Objective ▸ Reproduce every line of the material below word for word, omitting the pictures.

──────

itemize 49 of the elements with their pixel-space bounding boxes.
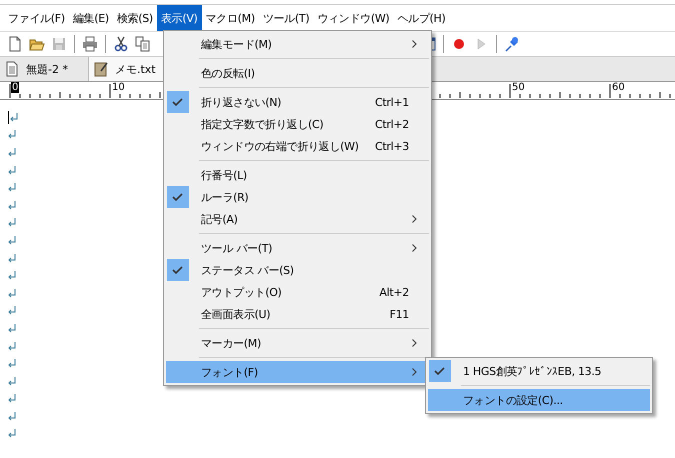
menu-item[interactable]: マーカー(M) [166, 332, 429, 354]
line-break-icon [8, 359, 16, 370]
line-break-icon [8, 254, 16, 264]
menu-item[interactable]: アウトプット(O) Alt+2 [166, 281, 429, 303]
document-icon [4, 61, 20, 77]
ruler-number: 60 [611, 82, 626, 93]
line-break-icon [8, 148, 16, 158]
line-break-icon [8, 324, 16, 334]
line-break-icon [8, 236, 16, 246]
ruler-number: 50 [511, 82, 526, 93]
line-break-icon [8, 200, 16, 211]
menu-item[interactable]: 全画面表示(U) F11 [166, 303, 429, 325]
menu-item[interactable]: 指定文字数で折り返し(C) Ctrl+2 [166, 113, 429, 135]
menu-item[interactable]: 編集モード(M) [166, 33, 429, 55]
menu-item[interactable]: 折り返さない(N) Ctrl+1 [166, 91, 429, 113]
menu-item[interactable]: ツール バー(T) [166, 237, 429, 259]
ruler-number: 0 [11, 82, 20, 93]
ruler-number: 10 [111, 82, 126, 93]
menu-item[interactable]: マクロ(M) [202, 5, 259, 31]
document-tab[interactable]: 無題-2 * [0, 57, 82, 81]
line-break-icon [8, 183, 16, 194]
menu-item[interactable]: フォントの設定(C)... [428, 389, 650, 411]
menu-item[interactable]: ステータス バー(S) [166, 259, 429, 281]
line-break-icon [8, 306, 16, 316]
line-break-icon [8, 288, 16, 299]
menu-item[interactable]: 1 HGS創英ﾌﾟﾚｾﾞﾝｽEB, 13.5 [428, 360, 650, 382]
menu-item[interactable]: ルーラ(R) [166, 186, 429, 208]
menu-item[interactable]: ツール(T) [258, 5, 314, 31]
line-break-icon [8, 412, 16, 422]
line-break-icon [8, 394, 16, 404]
menu-item[interactable]: 記号(A) [166, 208, 429, 230]
line-break-icon [8, 166, 16, 176]
notepad-icon [92, 61, 109, 77]
menu-item[interactable]: 行番号(L) [166, 164, 429, 186]
menu-item[interactable]: ウィンドウの右端で折り返し(W) Ctrl+3 [166, 135, 429, 157]
menu-item[interactable]: 検索(S) [112, 5, 157, 31]
line-break-icon [8, 376, 16, 387]
line-break-icon [8, 130, 16, 140]
menu-item[interactable]: 編集(E) [68, 5, 113, 31]
text-cursor [8, 111, 9, 124]
line-break-icon [10, 112, 18, 123]
line-break-icon [8, 218, 16, 228]
menu-item[interactable]: ヘルプ(H) [393, 5, 450, 31]
line-break-icon [8, 271, 16, 282]
line-break-icon [8, 342, 16, 352]
menu-item[interactable]: ファイル(F) [4, 5, 69, 31]
line-break-icon [8, 429, 16, 440]
menu-item[interactable]: ウィンドウ(W) [313, 5, 394, 31]
menu-item[interactable]: 表示(V) [156, 5, 202, 31]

──────

Written answer ▸
itemize 49 of the elements with their pixel-space bounding boxes.
menu-item[interactable]: マーカー(M) [166, 332, 429, 354]
line-break-icon [8, 359, 16, 370]
line-break-icon [8, 254, 16, 264]
menu-item[interactable]: アウトプット(O) Alt+2 [166, 281, 429, 303]
document-icon [4, 61, 20, 77]
ruler-number: 60 [611, 82, 626, 93]
line-break-icon [8, 148, 16, 158]
line-break-icon [8, 324, 16, 334]
line-break-icon [8, 236, 16, 246]
ruler-number: 50 [511, 82, 526, 93]
line-break-icon [8, 200, 16, 211]
menu-item[interactable]: 全画面表示(U) F11 [166, 303, 429, 325]
menu-item[interactable]: 指定文字数で折り返し(C) Ctrl+2 [166, 113, 429, 135]
menu-item[interactable]: 編集モード(M) [166, 33, 429, 55]
menu-item[interactable]: 折り返さない(N) Ctrl+1 [166, 91, 429, 113]
menu-item[interactable]: ツール バー(T) [166, 237, 429, 259]
ruler-number: 0 [11, 82, 20, 93]
ruler-number: 10 [111, 82, 126, 93]
menu-item[interactable]: マクロ(M) [202, 5, 259, 31]
document-tab[interactable]: 無題-2 * [0, 57, 82, 81]
line-break-icon [8, 183, 16, 194]
menu-item[interactable]: フォントの設定(C)... [428, 389, 650, 411]
menu-item[interactable]: ステータス バー(S) [166, 259, 429, 281]
line-break-icon [8, 306, 16, 316]
line-break-icon [8, 288, 16, 299]
menu-item[interactable]: 1 HGS創英ﾌﾟﾚｾﾞﾝｽEB, 13.5 [428, 360, 650, 382]
menu-item[interactable]: ルーラ(R) [166, 186, 429, 208]
menu-item[interactable]: ツール(T) [258, 5, 314, 31]
line-break-icon [8, 412, 16, 422]
line-break-icon [8, 394, 16, 404]
menu-item[interactable]: 記号(A) [166, 208, 429, 230]
line-break-icon [8, 166, 16, 176]
notepad-icon [92, 61, 109, 77]
menu-item[interactable]: 行番号(L) [166, 164, 429, 186]
menu-item[interactable]: ウィンドウの右端で折り返し(W) Ctrl+3 [166, 135, 429, 157]
menu-item[interactable]: 検索(S) [112, 5, 157, 31]
line-break-icon [8, 376, 16, 387]
line-break-icon [8, 130, 16, 140]
menu-item[interactable]: 編集(E) [68, 5, 113, 31]
text-cursor [8, 111, 9, 124]
line-break-icon [10, 112, 18, 123]
line-break-icon [8, 218, 16, 228]
menu-item[interactable]: ヘルプ(H) [393, 5, 450, 31]
line-break-icon [8, 271, 16, 282]
line-break-icon [8, 342, 16, 352]
menu-item[interactable]: ファイル(F) [4, 5, 69, 31]
line-break-icon [8, 429, 16, 440]
menu-item[interactable]: ウィンドウ(W) [313, 5, 394, 31]
menu-item[interactable]: 表示(V) [156, 5, 202, 31]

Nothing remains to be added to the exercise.